» **Dataset rows**
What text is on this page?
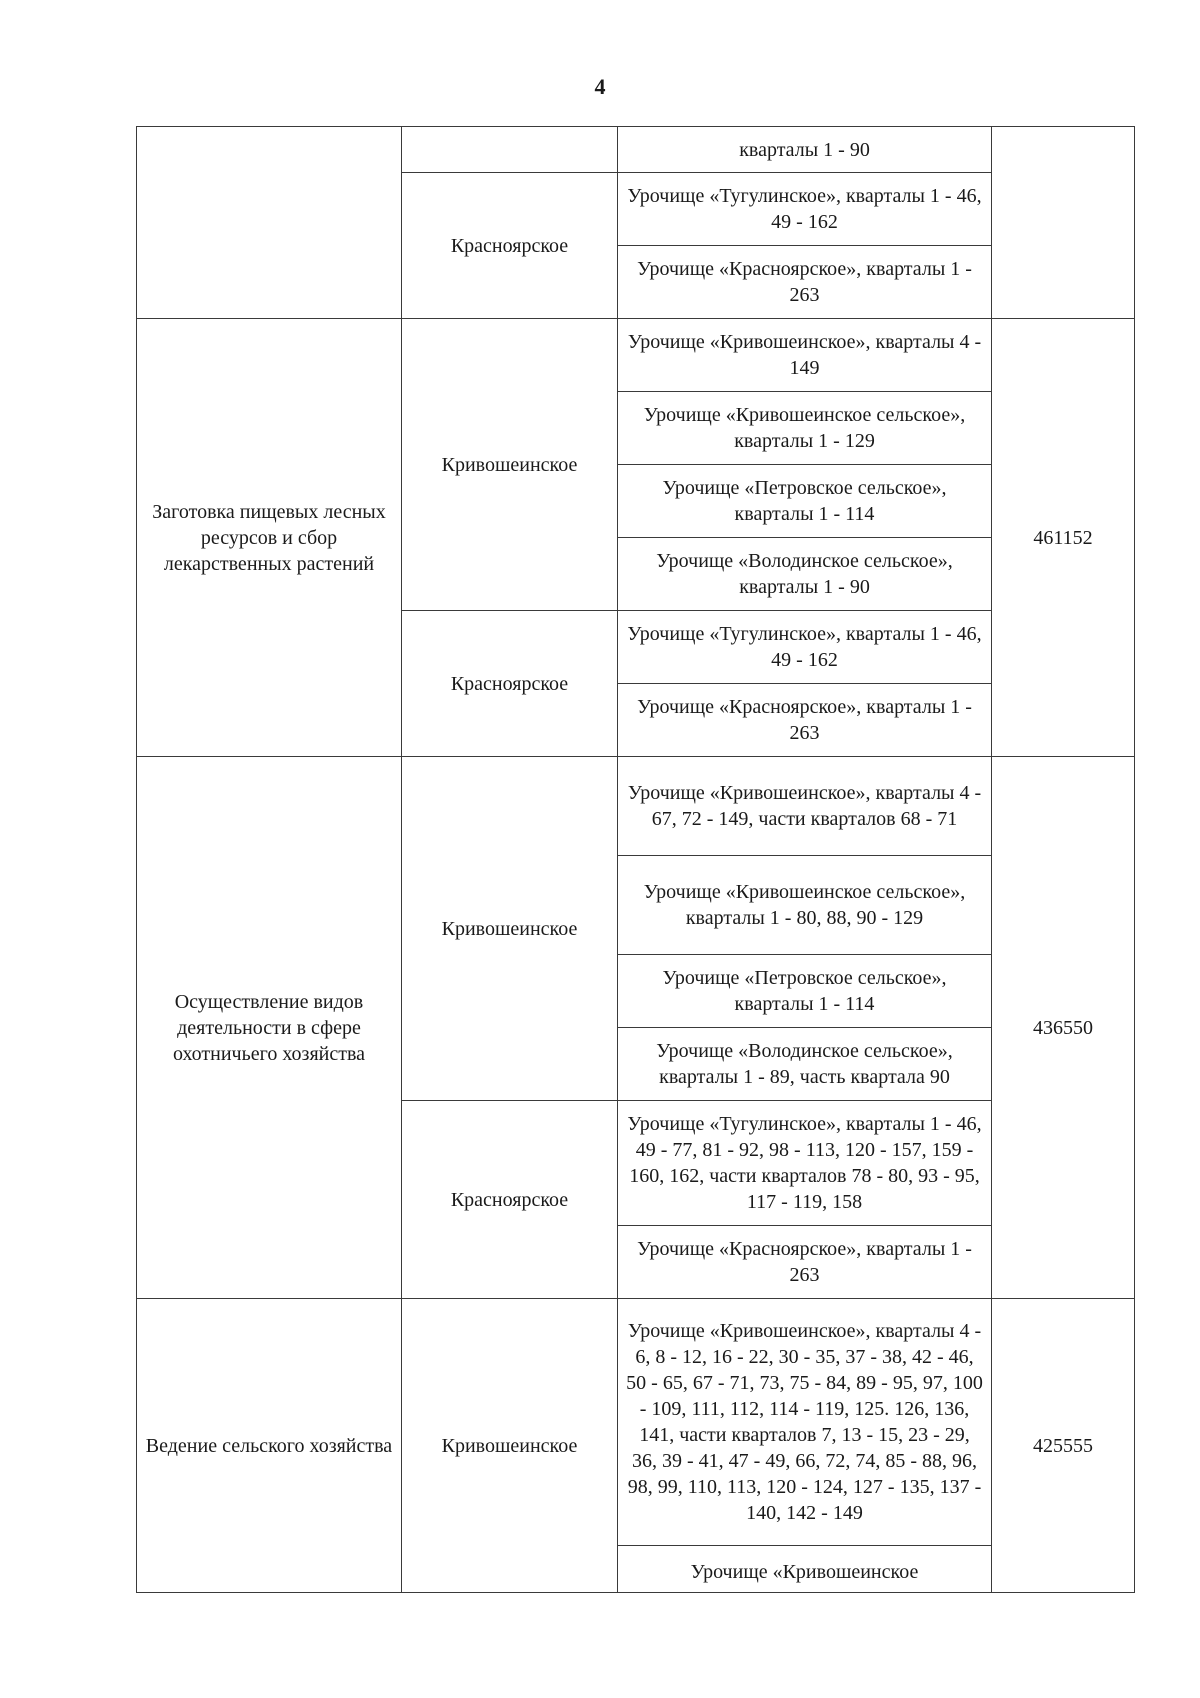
4
		кварталы 1 - 90	
	Красноярское	Урочище «Тугулинское», кварталы 1 - 46, 49 - 162	
		Урочище «Красноярское», кварталы 1 - 263	
Заготовка пищевых лесных ресурсов и сбор лекарственных растений	Кривошеинское	Урочище «Кривошеинское», кварталы 4 - 149	461152
		Урочище «Кривошеинское сельское», кварталы 1 - 129	
		Урочище «Петровское сельское», кварталы 1 - 114	
		Урочище «Володинское сельское», кварталы 1 - 90	
	Красноярское	Урочище «Тугулинское», кварталы 1 - 46, 49 - 162	
		Урочище «Красноярское», кварталы 1 - 263	
Осуществление видов деятельности в сфере охотничьего хозяйства	Кривошеинское	Урочище «Кривошеинское», кварталы 4 - 67, 72 - 149, части кварталов 68 - 71	436550
		Урочище «Кривошеинское сельское», кварталы 1 - 80, 88, 90 - 129	
		Урочище «Петровское сельское», кварталы 1 - 114	
		Урочище «Володинское сельское», кварталы 1 - 89, часть квартала 90	
	Красноярское	Урочище «Тугулинское», кварталы 1 - 46, 49 - 77, 81 - 92, 98 - 113, 120 - 157, 159 - 160, 162, части кварталов 78 - 80, 93 - 95, 117 - 119, 158	
		Урочище «Красноярское», кварталы 1 - 263	
Ведение сельского хозяйства	Кривошеинское	Урочище «Кривошеинское», кварталы 4 - 6, 8 - 12, 16 - 22, 30 - 35, 37 - 38, 42 - 46, 50 - 65, 67 - 71, 73, 75 - 84, 89 - 95, 97, 100 - 109, 111, 112, 114 - 119, 125. 126, 136, 141, части кварталов 7, 13 - 15, 23 - 29, 36, 39 - 41, 47 - 49, 66, 72, 74, 85 - 88, 96, 98, 99, 110, 113, 120 - 124, 127 - 135, 137 - 140, 142 - 149	425555
		Урочище «Кривошеинское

» **Directive**
The records shown above are to be repeated exactly, with the pictures left out.

» **Result of the task**
What text is on this page?
4
		кварталы 1 - 90	
	Красноярское	Урочище «Тугулинское», кварталы 1 - 46, 49 - 162	
		Урочище «Красноярское», кварталы 1 - 263	
Заготовка пищевых лесных ресурсов и сбор лекарственных растений	Кривошеинское	Урочище «Кривошеинское», кварталы 4 - 149	461152
		Урочище «Кривошеинское сельское», кварталы 1 - 129	
		Урочище «Петровское сельское», кварталы 1 - 114	
		Урочище «Володинское сельское», кварталы 1 - 90	
	Красноярское	Урочище «Тугулинское», кварталы 1 - 46, 49 - 162	
		Урочище «Красноярское», кварталы 1 - 263	
Осуществление видов деятельности в сфере охотничьего хозяйства	Кривошеинское	Урочище «Кривошеинское», кварталы 4 - 67, 72 - 149, части кварталов 68 - 71	436550
		Урочище «Кривошеинское сельское», кварталы 1 - 80, 88, 90 - 129	
		Урочище «Петровское сельское», кварталы 1 - 114	
		Урочище «Володинское сельское», кварталы 1 - 89, часть квартала 90	
	Красноярское	Урочище «Тугулинское», кварталы 1 - 46, 49 - 77, 81 - 92, 98 - 113, 120 - 157, 159 - 160, 162, части кварталов 78 - 80, 93 - 95, 117 - 119, 158	
		Урочище «Красноярское», кварталы 1 - 263	
Ведение сельского хозяйства	Кривошеинское	Урочище «Кривошеинское», кварталы 4 - 6, 8 - 12, 16 - 22, 30 - 35, 37 - 38, 42 - 46, 50 - 65, 67 - 71, 73, 75 - 84, 89 - 95, 97, 100 - 109, 111, 112, 114 - 119, 125. 126, 136, 141, части кварталов 7, 13 - 15, 23 - 29, 36, 39 - 41, 47 - 49, 66, 72, 74, 85 - 88, 96, 98, 99, 110, 113, 120 - 124, 127 - 135, 137 - 140, 142 - 149	425555
		Урочище «Кривошеинское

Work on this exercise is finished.